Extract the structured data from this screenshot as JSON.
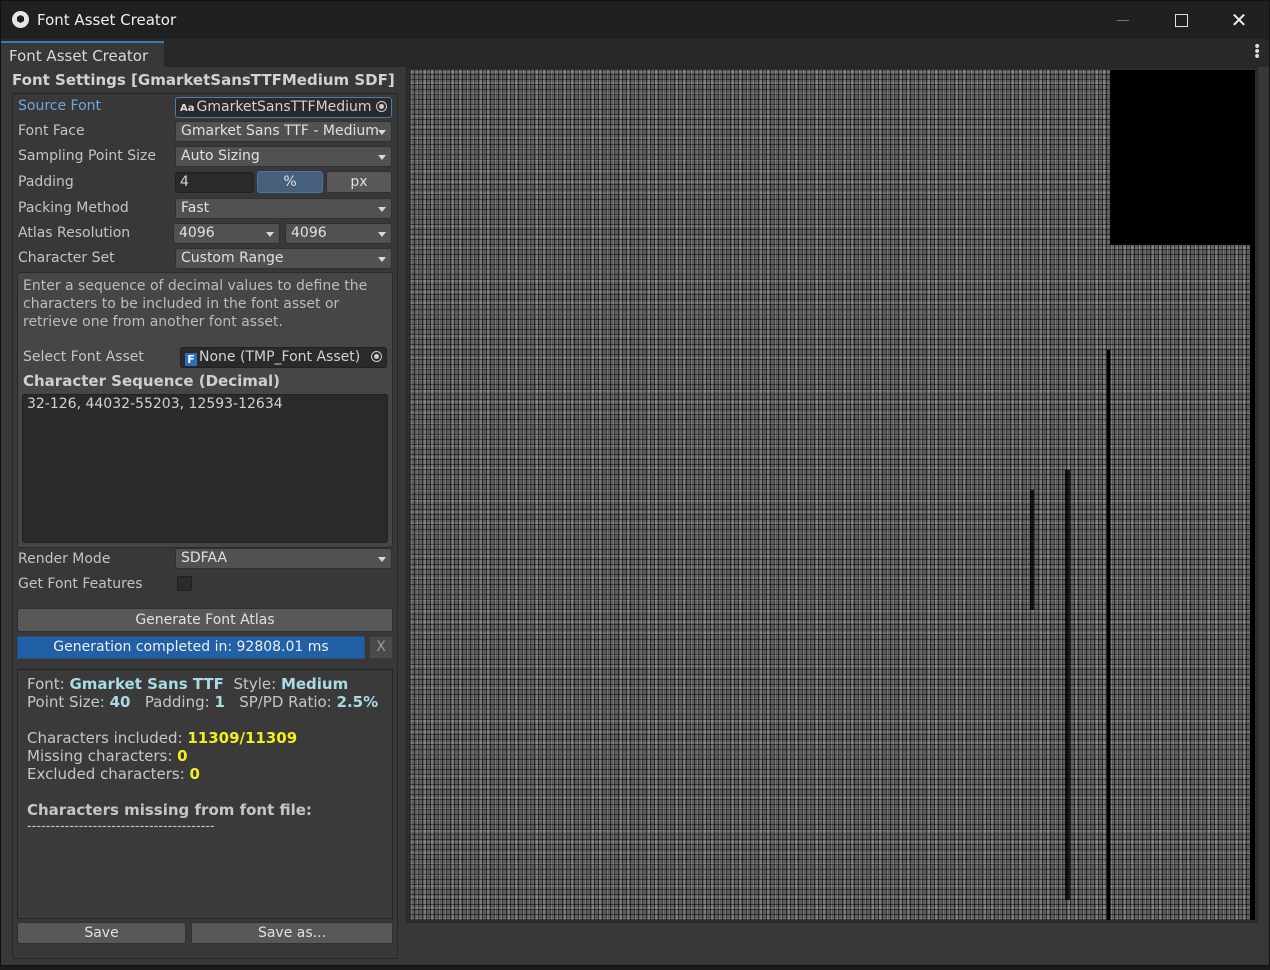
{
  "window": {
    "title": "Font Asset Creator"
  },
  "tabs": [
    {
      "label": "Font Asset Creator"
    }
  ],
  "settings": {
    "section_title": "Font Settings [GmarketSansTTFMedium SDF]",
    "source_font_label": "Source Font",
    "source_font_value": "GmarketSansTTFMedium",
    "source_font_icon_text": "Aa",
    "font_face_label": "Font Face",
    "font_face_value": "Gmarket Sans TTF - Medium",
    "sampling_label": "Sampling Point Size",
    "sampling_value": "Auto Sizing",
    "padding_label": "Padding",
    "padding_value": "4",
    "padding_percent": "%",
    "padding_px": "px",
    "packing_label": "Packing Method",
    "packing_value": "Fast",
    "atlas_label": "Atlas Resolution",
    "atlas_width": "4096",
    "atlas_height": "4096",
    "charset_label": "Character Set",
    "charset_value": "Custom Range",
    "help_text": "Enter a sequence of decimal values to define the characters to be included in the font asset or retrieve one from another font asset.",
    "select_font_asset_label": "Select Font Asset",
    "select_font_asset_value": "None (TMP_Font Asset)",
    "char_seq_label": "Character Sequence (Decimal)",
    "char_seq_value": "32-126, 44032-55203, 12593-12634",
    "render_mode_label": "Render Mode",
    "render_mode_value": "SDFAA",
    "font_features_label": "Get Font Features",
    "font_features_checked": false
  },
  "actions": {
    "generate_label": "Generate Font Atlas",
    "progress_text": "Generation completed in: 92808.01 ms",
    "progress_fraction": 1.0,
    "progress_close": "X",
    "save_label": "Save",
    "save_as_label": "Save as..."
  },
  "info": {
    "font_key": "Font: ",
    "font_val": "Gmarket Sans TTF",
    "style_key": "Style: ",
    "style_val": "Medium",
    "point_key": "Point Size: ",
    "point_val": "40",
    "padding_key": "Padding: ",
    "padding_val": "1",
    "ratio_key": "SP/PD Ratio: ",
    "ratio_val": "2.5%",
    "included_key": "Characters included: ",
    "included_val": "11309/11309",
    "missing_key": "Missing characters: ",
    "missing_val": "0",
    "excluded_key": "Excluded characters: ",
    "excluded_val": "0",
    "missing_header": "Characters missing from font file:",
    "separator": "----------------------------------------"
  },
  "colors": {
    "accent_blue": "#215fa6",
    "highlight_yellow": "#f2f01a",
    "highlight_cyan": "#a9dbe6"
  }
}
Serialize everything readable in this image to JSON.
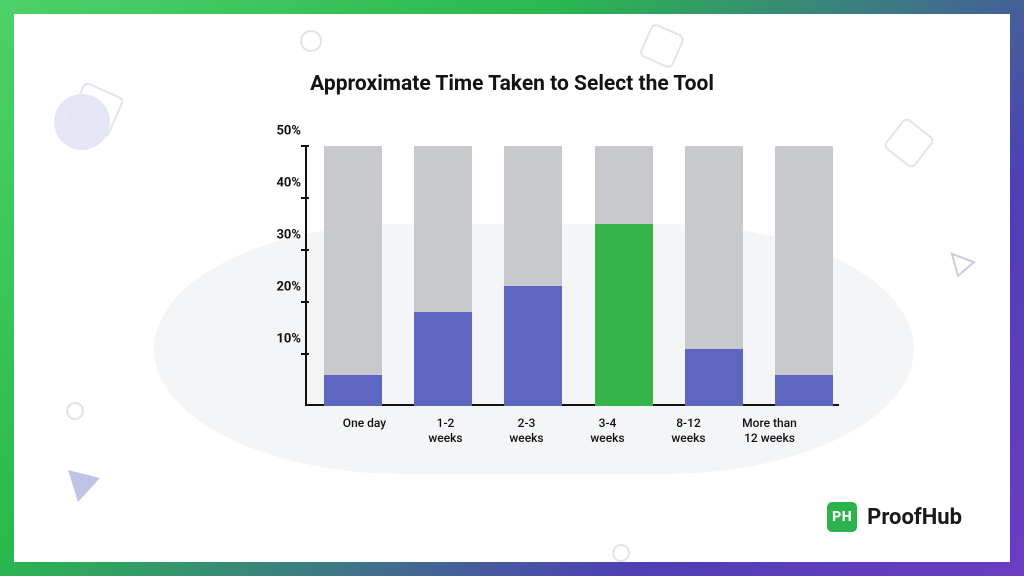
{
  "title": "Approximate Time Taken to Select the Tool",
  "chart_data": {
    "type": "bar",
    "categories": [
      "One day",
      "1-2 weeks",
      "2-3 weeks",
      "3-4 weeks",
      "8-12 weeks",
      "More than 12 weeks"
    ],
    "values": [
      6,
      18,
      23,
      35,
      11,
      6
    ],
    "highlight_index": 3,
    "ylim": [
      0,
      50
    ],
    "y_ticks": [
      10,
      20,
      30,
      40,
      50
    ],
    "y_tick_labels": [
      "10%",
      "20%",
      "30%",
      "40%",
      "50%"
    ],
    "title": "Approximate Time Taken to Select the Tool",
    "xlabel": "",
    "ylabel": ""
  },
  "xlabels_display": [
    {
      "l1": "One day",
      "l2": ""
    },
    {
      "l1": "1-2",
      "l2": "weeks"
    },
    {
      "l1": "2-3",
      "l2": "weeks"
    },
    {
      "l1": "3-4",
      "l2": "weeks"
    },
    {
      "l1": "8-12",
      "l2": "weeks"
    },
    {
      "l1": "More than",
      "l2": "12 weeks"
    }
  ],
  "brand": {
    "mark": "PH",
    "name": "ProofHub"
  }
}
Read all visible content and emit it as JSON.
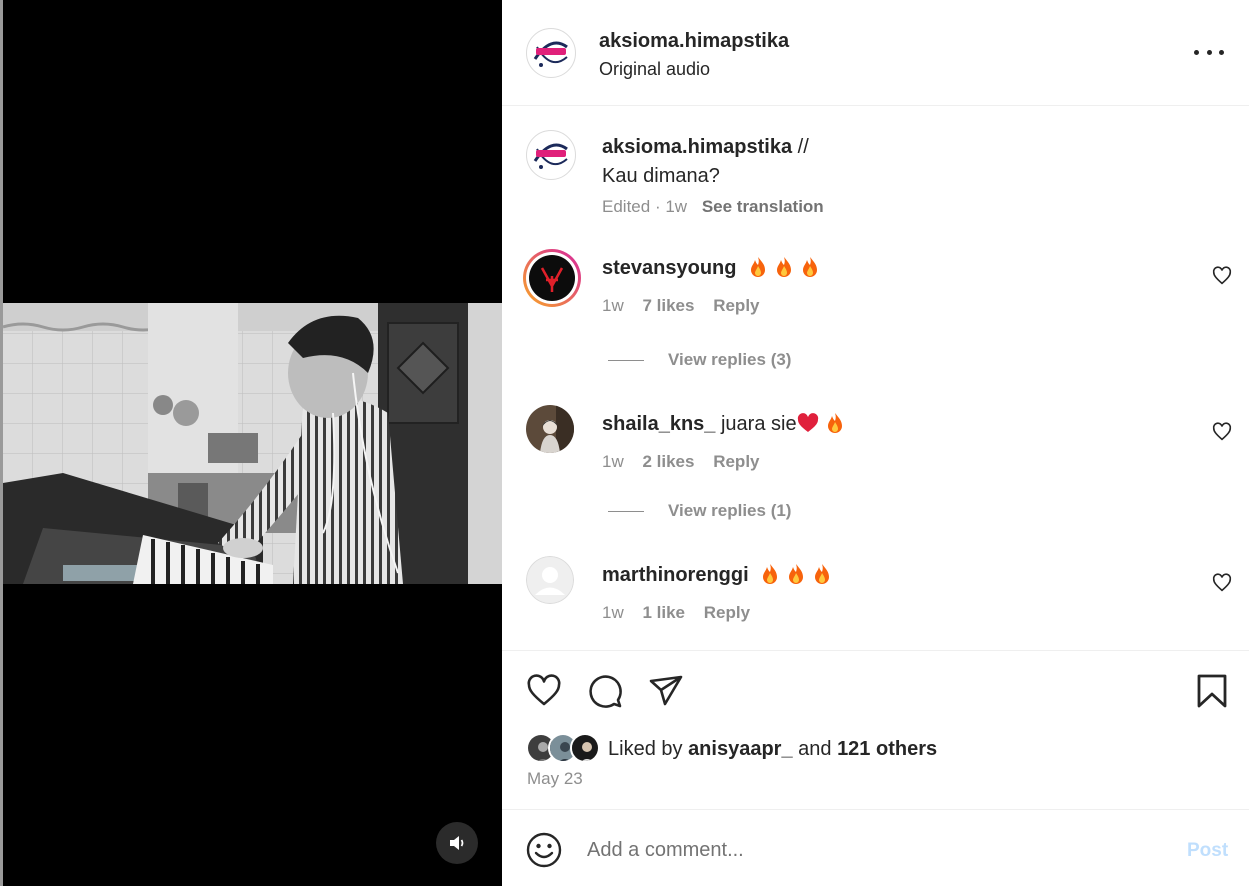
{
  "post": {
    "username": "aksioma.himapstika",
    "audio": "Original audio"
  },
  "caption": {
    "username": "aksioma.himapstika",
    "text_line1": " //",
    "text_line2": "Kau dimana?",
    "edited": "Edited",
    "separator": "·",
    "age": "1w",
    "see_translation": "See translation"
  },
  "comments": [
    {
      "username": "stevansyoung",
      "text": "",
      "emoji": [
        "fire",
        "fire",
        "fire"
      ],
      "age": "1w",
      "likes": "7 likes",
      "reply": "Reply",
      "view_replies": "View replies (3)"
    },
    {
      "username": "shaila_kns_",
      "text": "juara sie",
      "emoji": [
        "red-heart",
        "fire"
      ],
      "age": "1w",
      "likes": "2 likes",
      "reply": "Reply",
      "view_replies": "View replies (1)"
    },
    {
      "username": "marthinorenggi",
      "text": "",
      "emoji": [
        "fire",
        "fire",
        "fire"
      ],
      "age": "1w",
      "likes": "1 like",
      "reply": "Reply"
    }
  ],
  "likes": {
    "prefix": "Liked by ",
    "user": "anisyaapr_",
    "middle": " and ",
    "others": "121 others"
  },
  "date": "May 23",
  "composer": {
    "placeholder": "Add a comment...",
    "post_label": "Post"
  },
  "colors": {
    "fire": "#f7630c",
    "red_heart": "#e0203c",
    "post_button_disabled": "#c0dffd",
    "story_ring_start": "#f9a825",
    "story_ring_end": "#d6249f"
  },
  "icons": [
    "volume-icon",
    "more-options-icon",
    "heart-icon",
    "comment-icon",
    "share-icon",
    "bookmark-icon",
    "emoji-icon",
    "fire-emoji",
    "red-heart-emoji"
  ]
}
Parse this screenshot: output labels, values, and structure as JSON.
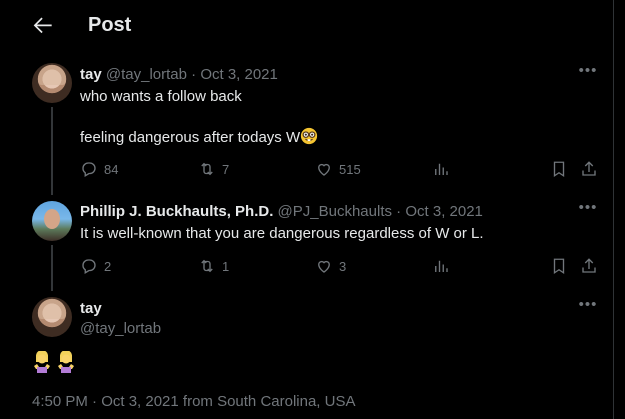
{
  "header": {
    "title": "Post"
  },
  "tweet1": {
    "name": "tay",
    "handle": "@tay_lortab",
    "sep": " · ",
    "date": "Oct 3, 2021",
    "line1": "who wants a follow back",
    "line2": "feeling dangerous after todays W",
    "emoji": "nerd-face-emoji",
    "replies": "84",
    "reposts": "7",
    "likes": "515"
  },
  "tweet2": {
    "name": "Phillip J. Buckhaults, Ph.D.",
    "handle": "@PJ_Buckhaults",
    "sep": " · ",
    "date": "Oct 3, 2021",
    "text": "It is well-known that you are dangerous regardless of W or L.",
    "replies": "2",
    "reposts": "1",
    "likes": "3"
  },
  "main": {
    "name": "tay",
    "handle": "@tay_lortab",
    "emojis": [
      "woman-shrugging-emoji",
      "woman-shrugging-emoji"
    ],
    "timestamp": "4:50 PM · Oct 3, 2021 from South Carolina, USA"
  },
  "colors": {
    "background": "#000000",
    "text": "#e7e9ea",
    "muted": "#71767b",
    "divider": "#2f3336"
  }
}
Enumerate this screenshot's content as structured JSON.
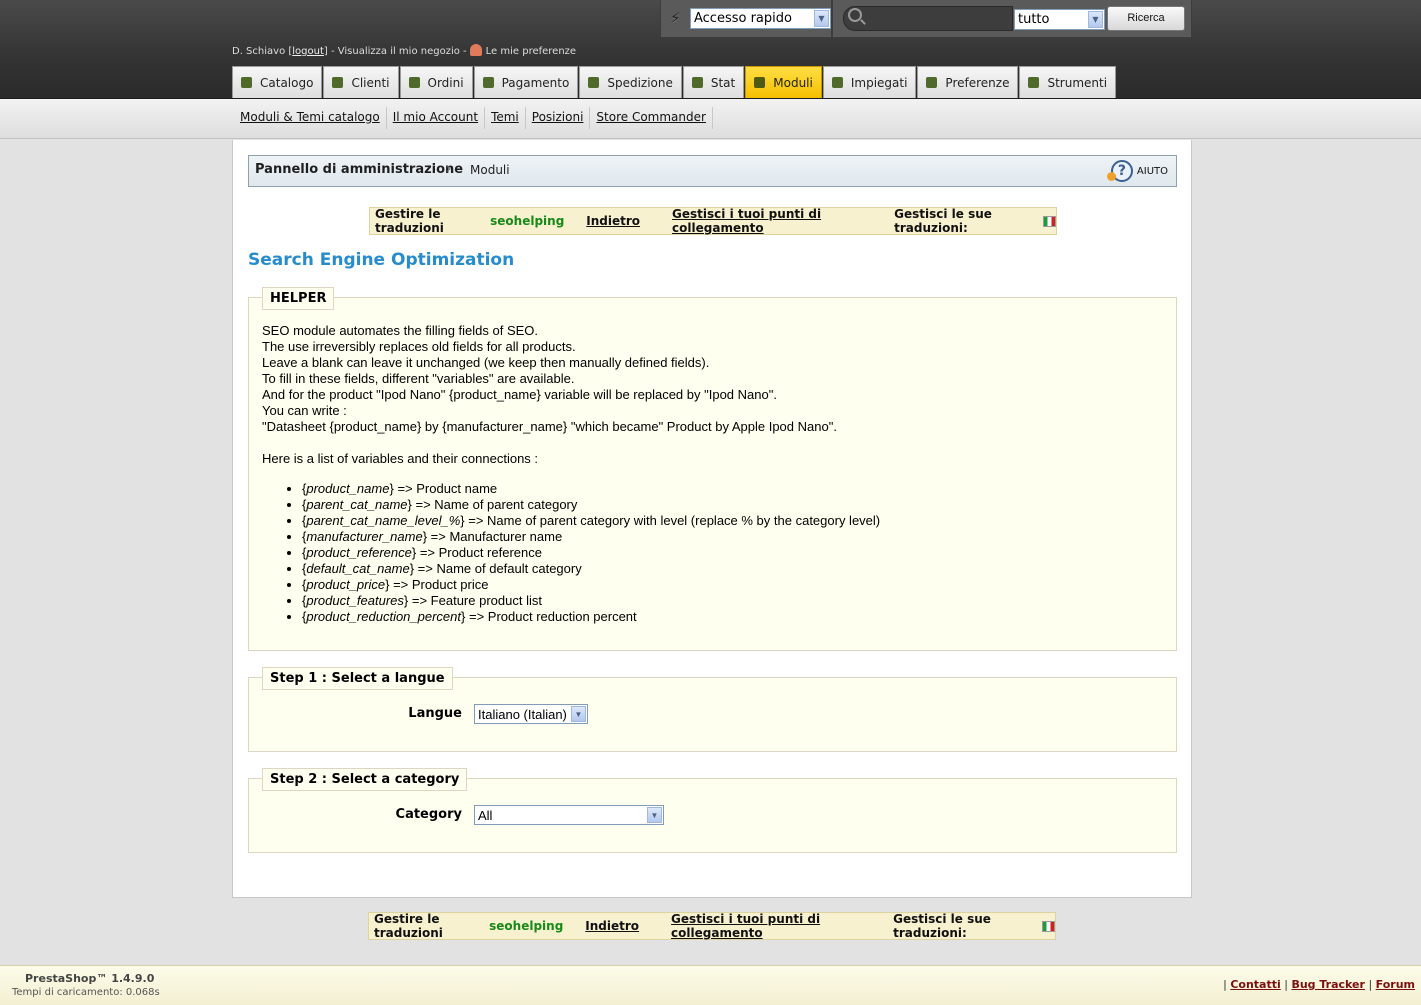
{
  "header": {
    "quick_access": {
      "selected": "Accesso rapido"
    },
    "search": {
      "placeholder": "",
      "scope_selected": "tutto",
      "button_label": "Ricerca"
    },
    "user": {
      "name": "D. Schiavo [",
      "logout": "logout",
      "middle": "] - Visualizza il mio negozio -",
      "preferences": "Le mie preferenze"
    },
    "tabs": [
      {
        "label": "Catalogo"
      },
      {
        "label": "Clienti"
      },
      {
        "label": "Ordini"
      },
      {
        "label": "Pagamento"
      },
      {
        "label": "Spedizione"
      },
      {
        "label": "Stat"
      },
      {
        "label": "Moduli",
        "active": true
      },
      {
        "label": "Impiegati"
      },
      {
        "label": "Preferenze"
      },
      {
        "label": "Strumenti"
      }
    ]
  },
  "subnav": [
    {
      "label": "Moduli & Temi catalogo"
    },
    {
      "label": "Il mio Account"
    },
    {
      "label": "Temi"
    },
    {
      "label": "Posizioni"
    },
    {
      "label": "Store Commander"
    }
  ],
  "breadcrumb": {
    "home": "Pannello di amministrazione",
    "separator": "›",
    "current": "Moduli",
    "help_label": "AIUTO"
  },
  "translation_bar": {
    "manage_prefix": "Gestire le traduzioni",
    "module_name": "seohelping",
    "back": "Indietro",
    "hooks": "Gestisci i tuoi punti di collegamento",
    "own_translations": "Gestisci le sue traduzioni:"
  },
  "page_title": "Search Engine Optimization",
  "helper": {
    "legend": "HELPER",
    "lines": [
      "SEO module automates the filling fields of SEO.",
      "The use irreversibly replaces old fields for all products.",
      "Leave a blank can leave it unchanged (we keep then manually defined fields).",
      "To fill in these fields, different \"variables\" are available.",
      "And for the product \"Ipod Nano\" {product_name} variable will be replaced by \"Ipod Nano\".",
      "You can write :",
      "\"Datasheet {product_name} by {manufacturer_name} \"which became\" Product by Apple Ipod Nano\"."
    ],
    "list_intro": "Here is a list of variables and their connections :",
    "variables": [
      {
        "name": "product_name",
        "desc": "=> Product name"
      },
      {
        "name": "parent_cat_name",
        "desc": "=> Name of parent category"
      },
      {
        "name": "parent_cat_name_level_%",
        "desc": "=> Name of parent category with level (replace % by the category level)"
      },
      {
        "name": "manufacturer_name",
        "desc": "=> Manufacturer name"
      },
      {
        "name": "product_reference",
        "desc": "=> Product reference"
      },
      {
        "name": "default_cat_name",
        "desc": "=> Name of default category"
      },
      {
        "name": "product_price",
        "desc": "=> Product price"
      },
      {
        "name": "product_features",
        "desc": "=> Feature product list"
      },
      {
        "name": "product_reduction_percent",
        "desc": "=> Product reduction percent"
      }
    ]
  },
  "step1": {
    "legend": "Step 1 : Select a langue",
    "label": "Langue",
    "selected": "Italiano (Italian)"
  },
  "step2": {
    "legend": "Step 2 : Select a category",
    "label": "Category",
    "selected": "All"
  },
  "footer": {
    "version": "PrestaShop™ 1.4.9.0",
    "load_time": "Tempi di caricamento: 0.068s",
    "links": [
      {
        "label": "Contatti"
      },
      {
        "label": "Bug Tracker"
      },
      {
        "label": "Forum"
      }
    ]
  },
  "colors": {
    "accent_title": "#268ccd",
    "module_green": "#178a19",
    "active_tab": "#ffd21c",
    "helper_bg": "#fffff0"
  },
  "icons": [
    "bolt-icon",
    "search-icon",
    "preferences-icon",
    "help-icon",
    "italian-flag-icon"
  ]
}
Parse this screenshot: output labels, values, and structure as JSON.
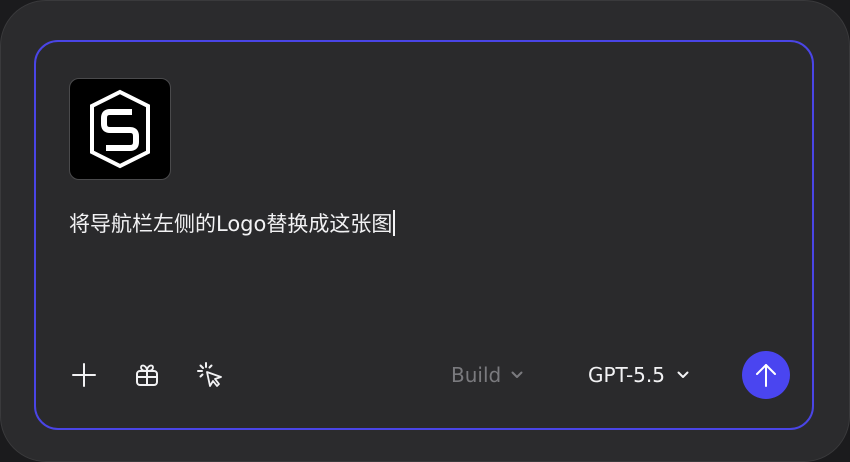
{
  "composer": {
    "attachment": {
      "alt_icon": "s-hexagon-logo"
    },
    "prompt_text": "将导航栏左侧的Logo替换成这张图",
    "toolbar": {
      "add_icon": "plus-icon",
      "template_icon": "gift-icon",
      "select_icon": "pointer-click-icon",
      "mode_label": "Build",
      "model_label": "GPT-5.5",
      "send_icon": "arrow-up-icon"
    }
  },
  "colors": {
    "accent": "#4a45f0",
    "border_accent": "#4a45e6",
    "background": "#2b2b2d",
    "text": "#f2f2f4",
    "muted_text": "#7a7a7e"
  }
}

--------------------------------

Count the lines that include the word "Taken" and state the result as a bare number.

REPLY: 2